> [INPUT FOR THIS TASK]
☆ ☆ ☆

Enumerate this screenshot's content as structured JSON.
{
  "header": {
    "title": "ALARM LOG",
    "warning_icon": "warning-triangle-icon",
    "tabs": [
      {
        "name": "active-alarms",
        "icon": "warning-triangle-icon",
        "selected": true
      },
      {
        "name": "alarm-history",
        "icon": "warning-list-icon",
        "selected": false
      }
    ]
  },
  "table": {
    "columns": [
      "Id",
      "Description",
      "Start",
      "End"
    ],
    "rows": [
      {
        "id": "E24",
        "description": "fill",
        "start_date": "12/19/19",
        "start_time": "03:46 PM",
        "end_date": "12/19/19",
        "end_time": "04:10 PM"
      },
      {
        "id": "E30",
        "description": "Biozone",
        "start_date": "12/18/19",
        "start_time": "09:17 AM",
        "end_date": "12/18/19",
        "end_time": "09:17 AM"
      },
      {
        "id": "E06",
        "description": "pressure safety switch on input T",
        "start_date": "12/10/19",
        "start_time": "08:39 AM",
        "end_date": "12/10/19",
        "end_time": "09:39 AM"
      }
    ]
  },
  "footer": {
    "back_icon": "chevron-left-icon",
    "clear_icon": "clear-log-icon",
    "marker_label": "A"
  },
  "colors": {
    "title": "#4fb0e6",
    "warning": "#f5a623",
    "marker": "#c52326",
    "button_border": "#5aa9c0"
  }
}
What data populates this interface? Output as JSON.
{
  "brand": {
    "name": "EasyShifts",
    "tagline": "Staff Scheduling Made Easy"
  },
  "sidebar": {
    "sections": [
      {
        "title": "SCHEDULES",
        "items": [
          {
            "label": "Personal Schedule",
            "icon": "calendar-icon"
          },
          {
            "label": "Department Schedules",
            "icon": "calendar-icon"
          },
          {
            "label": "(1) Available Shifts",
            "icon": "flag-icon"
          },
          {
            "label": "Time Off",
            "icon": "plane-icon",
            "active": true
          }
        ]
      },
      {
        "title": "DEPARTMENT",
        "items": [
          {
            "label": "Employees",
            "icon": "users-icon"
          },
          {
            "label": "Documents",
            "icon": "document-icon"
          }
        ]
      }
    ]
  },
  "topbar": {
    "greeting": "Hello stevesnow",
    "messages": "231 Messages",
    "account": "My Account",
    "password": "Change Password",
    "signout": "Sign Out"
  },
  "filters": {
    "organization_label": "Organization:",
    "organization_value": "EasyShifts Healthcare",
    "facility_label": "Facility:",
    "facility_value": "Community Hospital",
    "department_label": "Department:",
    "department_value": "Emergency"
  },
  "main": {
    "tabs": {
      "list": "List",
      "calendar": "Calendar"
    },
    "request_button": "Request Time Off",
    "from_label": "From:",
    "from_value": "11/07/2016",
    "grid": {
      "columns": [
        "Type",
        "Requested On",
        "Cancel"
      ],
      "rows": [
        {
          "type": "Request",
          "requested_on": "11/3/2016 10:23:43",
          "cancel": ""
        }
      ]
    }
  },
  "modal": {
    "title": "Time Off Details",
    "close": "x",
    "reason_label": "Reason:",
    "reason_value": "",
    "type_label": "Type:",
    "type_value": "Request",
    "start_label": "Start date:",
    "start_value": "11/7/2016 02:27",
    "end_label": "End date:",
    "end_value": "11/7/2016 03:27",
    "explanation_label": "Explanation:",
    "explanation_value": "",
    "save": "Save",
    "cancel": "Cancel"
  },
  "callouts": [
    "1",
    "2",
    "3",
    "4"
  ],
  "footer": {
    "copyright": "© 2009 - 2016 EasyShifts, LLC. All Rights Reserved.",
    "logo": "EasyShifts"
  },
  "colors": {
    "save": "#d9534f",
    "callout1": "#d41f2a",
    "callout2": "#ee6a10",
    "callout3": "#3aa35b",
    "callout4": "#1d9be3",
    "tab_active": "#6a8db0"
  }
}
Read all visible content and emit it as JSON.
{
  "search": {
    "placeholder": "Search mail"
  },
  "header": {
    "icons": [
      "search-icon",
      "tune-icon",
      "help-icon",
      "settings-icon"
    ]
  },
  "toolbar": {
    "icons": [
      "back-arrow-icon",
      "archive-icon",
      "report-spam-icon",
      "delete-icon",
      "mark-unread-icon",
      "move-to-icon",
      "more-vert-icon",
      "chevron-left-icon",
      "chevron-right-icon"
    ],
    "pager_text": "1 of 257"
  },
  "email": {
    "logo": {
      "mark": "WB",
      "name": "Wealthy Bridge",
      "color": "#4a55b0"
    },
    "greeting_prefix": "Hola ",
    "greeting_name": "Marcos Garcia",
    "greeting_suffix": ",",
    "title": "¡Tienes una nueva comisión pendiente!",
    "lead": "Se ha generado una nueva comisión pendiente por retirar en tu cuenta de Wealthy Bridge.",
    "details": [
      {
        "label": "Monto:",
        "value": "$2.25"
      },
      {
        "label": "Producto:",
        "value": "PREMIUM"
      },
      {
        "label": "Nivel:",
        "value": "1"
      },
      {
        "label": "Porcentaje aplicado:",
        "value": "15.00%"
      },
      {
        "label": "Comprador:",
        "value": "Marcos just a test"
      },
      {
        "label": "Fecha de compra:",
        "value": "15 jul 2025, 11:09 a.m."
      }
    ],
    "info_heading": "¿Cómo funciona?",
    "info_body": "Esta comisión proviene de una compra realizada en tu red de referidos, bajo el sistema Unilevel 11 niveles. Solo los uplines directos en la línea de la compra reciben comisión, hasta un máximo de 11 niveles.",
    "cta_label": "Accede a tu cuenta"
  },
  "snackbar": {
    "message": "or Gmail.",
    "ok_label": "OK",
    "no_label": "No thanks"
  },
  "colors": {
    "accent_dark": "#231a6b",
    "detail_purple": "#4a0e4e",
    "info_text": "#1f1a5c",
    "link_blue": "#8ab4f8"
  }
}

☆ ☆ ☆

> [INSTRUCTION]
Give all the records again. Match them exactly.

> [RESPONSE BELOW]
Enumerate this screenshot's content as structured JSON.
{
  "header": {
    "title": "ALARM LOG",
    "warning_icon": "warning-triangle-icon",
    "tabs": [
      {
        "name": "active-alarms",
        "icon": "warning-triangle-icon",
        "selected": true
      },
      {
        "name": "alarm-history",
        "icon": "warning-list-icon",
        "selected": false
      }
    ]
  },
  "table": {
    "columns": [
      "Id",
      "Description",
      "Start",
      "End"
    ],
    "rows": [
      {
        "id": "E24",
        "description": "fill",
        "start_date": "12/19/19",
        "start_time": "03:46 PM",
        "end_date": "12/19/19",
        "end_time": "04:10 PM"
      },
      {
        "id": "E30",
        "description": "Biozone",
        "start_date": "12/18/19",
        "start_time": "09:17 AM",
        "end_date": "12/18/19",
        "end_time": "09:17 AM"
      },
      {
        "id": "E06",
        "description": "pressure safety switch on input T",
        "start_date": "12/10/19",
        "start_time": "08:39 AM",
        "end_date": "12/10/19",
        "end_time": "09:39 AM"
      }
    ]
  },
  "footer": {
    "back_icon": "chevron-left-icon",
    "clear_icon": "clear-log-icon",
    "marker_label": "A"
  },
  "colors": {
    "title": "#4fb0e6",
    "warning": "#f5a623",
    "marker": "#c52326",
    "button_border": "#5aa9c0"
  }
}
What data populates this interface? Output as JSON.
{
  "brand": {
    "name": "EasyShifts",
    "tagline": "Staff Scheduling Made Easy"
  },
  "sidebar": {
    "sections": [
      {
        "title": "SCHEDULES",
        "items": [
          {
            "label": "Personal Schedule",
            "icon": "calendar-icon"
          },
          {
            "label": "Department Schedules",
            "icon": "calendar-icon"
          },
          {
            "label": "(1) Available Shifts",
            "icon": "flag-icon"
          },
          {
            "label": "Time Off",
            "icon": "plane-icon",
            "active": true
          }
        ]
      },
      {
        "title": "DEPARTMENT",
        "items": [
          {
            "label": "Employees",
            "icon": "users-icon"
          },
          {
            "label": "Documents",
            "icon": "document-icon"
          }
        ]
      }
    ]
  },
  "topbar": {
    "greeting": "Hello stevesnow",
    "messages": "231 Messages",
    "account": "My Account",
    "password": "Change Password",
    "signout": "Sign Out"
  },
  "filters": {
    "organization_label": "Organization:",
    "organization_value": "EasyShifts Healthcare",
    "facility_label": "Facility:",
    "facility_value": "Community Hospital",
    "department_label": "Department:",
    "department_value": "Emergency"
  },
  "main": {
    "tabs": {
      "list": "List",
      "calendar": "Calendar"
    },
    "request_button": "Request Time Off",
    "from_label": "From:",
    "from_value": "11/07/2016",
    "grid": {
      "columns": [
        "Type",
        "Requested On",
        "Cancel"
      ],
      "rows": [
        {
          "type": "Request",
          "requested_on": "11/3/2016 10:23:43",
          "cancel": ""
        }
      ]
    }
  },
  "modal": {
    "title": "Time Off Details",
    "close": "x",
    "reason_label": "Reason:",
    "reason_value": "",
    "type_label": "Type:",
    "type_value": "Request",
    "start_label": "Start date:",
    "start_value": "11/7/2016 02:27",
    "end_label": "End date:",
    "end_value": "11/7/2016 03:27",
    "explanation_label": "Explanation:",
    "explanation_value": "",
    "save": "Save",
    "cancel": "Cancel"
  },
  "callouts": [
    "1",
    "2",
    "3",
    "4"
  ],
  "footer": {
    "copyright": "© 2009 - 2016 EasyShifts, LLC. All Rights Reserved.",
    "logo": "EasyShifts"
  },
  "colors": {
    "save": "#d9534f",
    "callout1": "#d41f2a",
    "callout2": "#ee6a10",
    "callout3": "#3aa35b",
    "callout4": "#1d9be3",
    "tab_active": "#6a8db0"
  }
}
Read all visible content and emit it as JSON.
{
  "search": {
    "placeholder": "Search mail"
  },
  "header": {
    "icons": [
      "search-icon",
      "tune-icon",
      "help-icon",
      "settings-icon"
    ]
  },
  "toolbar": {
    "icons": [
      "back-arrow-icon",
      "archive-icon",
      "report-spam-icon",
      "delete-icon",
      "mark-unread-icon",
      "move-to-icon",
      "more-vert-icon",
      "chevron-left-icon",
      "chevron-right-icon"
    ],
    "pager_text": "1 of 257"
  },
  "email": {
    "logo": {
      "mark": "WB",
      "name": "Wealthy Bridge",
      "color": "#4a55b0"
    },
    "greeting_prefix": "Hola ",
    "greeting_name": "Marcos Garcia",
    "greeting_suffix": ",",
    "title": "¡Tienes una nueva comisión pendiente!",
    "lead": "Se ha generado una nueva comisión pendiente por retirar en tu cuenta de Wealthy Bridge.",
    "details": [
      {
        "label": "Monto:",
        "value": "$2.25"
      },
      {
        "label": "Producto:",
        "value": "PREMIUM"
      },
      {
        "label": "Nivel:",
        "value": "1"
      },
      {
        "label": "Porcentaje aplicado:",
        "value": "15.00%"
      },
      {
        "label": "Comprador:",
        "value": "Marcos just a test"
      },
      {
        "label": "Fecha de compra:",
        "value": "15 jul 2025, 11:09 a.m."
      }
    ],
    "info_heading": "¿Cómo funciona?",
    "info_body": "Esta comisión proviene de una compra realizada en tu red de referidos, bajo el sistema Unilevel 11 niveles. Solo los uplines directos en la línea de la compra reciben comisión, hasta un máximo de 11 niveles.",
    "cta_label": "Accede a tu cuenta"
  },
  "snackbar": {
    "message": "or Gmail.",
    "ok_label": "OK",
    "no_label": "No thanks"
  },
  "colors": {
    "accent_dark": "#231a6b",
    "detail_purple": "#4a0e4e",
    "info_text": "#1f1a5c",
    "link_blue": "#8ab4f8"
  }
}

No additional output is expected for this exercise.